:: Input material ::
+===+
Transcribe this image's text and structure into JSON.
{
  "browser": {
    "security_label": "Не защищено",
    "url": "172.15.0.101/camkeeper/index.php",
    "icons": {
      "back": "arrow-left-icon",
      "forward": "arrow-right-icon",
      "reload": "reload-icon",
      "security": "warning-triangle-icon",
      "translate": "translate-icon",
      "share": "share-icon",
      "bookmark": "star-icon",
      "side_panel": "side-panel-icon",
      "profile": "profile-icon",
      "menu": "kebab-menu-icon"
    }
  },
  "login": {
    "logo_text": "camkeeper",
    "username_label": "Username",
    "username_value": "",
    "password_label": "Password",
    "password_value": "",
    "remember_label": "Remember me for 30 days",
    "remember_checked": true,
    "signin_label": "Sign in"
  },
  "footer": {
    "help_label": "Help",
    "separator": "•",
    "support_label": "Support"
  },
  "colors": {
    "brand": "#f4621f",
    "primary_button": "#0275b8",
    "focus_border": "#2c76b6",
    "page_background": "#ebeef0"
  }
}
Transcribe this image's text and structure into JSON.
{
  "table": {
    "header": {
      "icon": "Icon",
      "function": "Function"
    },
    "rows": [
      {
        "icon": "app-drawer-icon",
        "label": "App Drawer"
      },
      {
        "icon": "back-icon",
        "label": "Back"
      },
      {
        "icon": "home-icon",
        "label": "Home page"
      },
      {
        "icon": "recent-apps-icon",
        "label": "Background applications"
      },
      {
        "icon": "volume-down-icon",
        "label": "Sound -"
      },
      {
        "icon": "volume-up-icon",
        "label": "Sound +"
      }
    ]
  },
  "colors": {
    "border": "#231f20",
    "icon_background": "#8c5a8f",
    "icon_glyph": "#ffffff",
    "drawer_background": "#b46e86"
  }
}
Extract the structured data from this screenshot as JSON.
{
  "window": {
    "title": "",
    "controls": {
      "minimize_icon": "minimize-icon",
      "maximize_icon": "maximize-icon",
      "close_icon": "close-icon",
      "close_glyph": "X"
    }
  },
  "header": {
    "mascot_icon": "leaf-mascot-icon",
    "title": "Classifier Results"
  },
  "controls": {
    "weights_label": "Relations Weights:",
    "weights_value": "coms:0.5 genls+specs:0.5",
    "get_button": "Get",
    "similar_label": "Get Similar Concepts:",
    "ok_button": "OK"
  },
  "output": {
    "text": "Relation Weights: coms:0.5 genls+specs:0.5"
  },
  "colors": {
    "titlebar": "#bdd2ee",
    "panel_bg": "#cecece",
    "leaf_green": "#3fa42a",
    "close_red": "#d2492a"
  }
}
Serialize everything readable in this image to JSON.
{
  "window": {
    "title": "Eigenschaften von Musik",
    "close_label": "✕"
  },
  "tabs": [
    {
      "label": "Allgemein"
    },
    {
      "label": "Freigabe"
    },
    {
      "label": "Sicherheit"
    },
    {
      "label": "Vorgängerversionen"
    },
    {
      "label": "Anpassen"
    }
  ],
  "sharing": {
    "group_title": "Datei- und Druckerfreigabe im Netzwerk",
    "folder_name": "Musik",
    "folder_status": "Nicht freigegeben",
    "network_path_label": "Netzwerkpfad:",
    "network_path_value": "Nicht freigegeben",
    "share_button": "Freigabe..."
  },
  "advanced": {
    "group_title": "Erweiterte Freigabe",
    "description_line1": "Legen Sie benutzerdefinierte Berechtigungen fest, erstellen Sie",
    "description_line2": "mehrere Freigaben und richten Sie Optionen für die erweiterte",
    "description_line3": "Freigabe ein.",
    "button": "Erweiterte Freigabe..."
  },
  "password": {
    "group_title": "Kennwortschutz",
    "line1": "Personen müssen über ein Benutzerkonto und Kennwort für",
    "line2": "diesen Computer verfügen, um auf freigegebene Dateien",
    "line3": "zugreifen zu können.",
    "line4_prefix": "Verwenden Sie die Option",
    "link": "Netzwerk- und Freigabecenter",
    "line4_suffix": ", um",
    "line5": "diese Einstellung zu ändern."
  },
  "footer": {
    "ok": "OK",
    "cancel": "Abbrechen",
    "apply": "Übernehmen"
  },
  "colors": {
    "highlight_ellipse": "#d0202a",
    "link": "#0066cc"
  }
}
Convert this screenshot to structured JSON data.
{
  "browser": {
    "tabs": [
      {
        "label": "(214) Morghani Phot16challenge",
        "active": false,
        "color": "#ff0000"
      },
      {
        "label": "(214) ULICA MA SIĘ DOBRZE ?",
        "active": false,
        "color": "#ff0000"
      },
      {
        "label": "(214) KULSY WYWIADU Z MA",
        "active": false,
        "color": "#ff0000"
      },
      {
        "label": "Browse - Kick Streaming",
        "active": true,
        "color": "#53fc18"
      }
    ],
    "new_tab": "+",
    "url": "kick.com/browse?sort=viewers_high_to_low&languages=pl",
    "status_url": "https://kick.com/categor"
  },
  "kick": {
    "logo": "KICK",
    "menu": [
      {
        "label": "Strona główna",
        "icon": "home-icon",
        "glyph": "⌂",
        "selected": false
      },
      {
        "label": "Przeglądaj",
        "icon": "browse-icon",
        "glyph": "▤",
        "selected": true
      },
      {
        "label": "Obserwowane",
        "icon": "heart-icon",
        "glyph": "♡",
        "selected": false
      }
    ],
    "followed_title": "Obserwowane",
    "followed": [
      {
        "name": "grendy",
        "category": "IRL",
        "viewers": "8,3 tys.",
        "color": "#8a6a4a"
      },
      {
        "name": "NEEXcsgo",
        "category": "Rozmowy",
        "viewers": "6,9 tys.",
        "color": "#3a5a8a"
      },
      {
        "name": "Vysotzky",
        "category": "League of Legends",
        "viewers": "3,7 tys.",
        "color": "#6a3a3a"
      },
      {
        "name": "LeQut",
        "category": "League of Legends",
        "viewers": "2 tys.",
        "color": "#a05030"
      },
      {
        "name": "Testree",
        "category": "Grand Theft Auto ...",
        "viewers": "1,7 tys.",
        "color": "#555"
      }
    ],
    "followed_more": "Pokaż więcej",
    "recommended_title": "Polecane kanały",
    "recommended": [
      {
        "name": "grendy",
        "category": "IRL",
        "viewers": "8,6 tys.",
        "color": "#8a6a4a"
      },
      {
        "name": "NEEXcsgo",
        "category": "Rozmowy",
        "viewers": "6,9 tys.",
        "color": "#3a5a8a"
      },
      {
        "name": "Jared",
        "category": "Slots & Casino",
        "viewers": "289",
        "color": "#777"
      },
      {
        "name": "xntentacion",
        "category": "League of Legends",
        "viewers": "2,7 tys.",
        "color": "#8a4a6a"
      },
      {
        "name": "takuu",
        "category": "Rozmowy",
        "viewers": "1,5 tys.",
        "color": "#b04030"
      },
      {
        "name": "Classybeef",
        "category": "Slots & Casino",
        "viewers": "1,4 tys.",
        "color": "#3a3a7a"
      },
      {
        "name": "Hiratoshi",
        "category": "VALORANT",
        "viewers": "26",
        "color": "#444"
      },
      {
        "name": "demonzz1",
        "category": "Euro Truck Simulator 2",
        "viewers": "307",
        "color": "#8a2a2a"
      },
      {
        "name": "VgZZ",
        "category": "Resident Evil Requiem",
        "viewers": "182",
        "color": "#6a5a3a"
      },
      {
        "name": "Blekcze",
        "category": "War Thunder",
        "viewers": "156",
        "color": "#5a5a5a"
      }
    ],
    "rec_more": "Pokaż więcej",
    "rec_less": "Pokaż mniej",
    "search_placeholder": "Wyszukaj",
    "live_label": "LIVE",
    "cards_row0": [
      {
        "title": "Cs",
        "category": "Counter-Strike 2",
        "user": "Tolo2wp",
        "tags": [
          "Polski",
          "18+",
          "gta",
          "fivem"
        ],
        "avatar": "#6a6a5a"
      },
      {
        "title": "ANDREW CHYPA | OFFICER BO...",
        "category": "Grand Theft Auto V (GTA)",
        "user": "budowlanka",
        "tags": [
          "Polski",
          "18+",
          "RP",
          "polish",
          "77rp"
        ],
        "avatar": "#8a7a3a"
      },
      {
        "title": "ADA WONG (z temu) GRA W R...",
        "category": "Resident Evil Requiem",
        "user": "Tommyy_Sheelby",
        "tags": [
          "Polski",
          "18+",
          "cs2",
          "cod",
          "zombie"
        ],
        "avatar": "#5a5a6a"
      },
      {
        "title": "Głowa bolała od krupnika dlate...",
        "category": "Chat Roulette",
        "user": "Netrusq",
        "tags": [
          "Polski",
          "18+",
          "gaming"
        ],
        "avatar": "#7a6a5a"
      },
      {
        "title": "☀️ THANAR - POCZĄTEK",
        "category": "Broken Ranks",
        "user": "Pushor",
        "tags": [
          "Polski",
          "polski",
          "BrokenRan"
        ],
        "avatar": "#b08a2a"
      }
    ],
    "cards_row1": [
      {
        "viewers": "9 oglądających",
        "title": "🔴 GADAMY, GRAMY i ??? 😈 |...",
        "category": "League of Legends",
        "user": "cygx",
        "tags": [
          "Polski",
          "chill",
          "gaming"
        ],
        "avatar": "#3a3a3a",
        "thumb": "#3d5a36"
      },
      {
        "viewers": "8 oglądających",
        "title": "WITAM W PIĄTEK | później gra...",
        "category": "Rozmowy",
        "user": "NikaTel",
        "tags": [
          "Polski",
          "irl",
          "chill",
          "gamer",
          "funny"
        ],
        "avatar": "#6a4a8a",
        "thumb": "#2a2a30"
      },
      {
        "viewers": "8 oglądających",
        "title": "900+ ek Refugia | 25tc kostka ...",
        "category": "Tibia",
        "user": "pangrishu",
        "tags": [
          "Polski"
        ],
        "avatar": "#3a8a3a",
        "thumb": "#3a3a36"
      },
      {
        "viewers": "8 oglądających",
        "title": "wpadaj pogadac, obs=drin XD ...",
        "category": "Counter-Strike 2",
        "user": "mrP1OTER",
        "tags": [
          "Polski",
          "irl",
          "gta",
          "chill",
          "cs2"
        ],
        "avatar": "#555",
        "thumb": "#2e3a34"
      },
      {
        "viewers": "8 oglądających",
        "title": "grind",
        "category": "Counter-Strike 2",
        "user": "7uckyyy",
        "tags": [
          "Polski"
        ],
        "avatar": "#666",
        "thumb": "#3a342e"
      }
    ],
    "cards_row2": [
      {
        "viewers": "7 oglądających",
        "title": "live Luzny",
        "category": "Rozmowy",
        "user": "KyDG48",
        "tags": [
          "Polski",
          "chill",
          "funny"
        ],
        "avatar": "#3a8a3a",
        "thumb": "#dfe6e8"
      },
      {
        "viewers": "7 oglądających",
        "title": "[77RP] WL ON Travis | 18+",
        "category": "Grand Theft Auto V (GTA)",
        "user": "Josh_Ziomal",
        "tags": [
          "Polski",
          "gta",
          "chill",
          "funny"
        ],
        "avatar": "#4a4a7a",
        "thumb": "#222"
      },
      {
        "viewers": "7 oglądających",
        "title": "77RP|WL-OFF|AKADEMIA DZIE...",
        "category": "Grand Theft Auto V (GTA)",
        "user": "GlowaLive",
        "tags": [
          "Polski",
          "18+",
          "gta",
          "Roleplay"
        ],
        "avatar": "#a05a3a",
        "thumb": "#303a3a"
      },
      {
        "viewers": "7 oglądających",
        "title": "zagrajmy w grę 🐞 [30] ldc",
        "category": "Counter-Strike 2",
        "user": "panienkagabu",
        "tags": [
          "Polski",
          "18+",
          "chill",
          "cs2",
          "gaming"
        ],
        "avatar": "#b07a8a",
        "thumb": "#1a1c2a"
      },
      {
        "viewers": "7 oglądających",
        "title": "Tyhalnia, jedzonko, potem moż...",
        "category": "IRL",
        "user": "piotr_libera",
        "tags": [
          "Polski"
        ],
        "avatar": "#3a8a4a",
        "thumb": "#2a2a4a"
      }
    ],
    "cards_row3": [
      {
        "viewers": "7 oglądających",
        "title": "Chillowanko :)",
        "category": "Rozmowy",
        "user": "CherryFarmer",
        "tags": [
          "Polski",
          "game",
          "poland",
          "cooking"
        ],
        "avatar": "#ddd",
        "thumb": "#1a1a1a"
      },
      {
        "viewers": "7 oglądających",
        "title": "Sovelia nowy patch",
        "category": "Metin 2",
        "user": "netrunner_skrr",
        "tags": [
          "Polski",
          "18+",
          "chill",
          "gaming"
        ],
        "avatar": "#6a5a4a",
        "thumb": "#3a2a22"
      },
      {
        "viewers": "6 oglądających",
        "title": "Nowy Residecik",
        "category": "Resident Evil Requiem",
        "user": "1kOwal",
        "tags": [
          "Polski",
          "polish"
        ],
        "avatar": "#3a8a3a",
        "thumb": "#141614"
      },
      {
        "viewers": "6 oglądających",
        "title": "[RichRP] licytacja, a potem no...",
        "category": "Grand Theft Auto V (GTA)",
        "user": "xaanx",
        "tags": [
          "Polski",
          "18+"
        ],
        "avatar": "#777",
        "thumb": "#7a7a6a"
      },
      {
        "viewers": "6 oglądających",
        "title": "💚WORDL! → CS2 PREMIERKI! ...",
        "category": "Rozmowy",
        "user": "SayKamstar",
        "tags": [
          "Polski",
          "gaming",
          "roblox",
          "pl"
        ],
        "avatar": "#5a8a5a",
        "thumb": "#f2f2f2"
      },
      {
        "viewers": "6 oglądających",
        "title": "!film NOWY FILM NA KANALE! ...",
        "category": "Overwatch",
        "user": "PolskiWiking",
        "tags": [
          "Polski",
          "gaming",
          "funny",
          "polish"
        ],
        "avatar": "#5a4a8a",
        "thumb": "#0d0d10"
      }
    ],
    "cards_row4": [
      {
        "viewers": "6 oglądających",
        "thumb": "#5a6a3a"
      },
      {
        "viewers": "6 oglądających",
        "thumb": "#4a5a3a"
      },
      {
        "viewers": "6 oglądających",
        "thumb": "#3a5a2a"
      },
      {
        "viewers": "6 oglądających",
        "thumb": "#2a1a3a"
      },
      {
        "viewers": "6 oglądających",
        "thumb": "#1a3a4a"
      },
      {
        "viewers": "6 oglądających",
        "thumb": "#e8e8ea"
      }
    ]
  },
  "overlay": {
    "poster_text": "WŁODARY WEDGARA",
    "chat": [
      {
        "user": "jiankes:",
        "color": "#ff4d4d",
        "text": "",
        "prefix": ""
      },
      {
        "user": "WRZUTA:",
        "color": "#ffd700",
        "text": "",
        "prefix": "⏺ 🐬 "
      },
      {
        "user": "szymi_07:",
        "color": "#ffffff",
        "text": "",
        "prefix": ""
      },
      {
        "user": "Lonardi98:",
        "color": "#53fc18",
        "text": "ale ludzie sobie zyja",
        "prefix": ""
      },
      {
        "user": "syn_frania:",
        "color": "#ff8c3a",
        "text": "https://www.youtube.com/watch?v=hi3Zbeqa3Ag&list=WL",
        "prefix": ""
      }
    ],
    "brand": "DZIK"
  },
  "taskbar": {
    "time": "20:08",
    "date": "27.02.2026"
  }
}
+===+
:: Task description ::
State how many lines in the entries above include the word "Nicht"; reply with the number alone.

:: Response for this exercise ::
2